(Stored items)
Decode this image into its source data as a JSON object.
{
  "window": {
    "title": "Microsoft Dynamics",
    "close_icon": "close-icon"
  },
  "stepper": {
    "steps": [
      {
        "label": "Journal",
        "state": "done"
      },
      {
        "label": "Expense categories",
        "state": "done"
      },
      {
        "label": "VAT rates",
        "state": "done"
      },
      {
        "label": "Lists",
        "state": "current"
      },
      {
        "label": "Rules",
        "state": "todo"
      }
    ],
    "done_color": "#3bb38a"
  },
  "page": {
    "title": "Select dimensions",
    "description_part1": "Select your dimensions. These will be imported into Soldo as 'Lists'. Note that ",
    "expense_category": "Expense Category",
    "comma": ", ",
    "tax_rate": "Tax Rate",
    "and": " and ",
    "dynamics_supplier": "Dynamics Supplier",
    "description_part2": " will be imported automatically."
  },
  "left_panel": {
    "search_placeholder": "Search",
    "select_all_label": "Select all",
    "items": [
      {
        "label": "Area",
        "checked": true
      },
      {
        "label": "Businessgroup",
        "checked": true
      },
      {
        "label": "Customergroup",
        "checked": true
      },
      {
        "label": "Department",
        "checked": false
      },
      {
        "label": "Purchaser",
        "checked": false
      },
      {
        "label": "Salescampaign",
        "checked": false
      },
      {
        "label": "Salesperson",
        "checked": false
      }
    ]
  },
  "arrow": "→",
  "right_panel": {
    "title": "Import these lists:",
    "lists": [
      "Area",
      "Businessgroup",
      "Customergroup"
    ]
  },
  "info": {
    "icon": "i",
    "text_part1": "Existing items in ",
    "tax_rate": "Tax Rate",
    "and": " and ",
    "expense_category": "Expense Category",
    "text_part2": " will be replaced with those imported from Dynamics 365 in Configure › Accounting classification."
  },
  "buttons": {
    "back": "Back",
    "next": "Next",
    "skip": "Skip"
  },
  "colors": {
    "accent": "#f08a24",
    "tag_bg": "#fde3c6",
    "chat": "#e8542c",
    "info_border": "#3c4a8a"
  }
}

◆ GOAL
For the records above, state how many lines include the string "Select", giving the number and nothing else.

◆ WRITTEN SOLUTION
3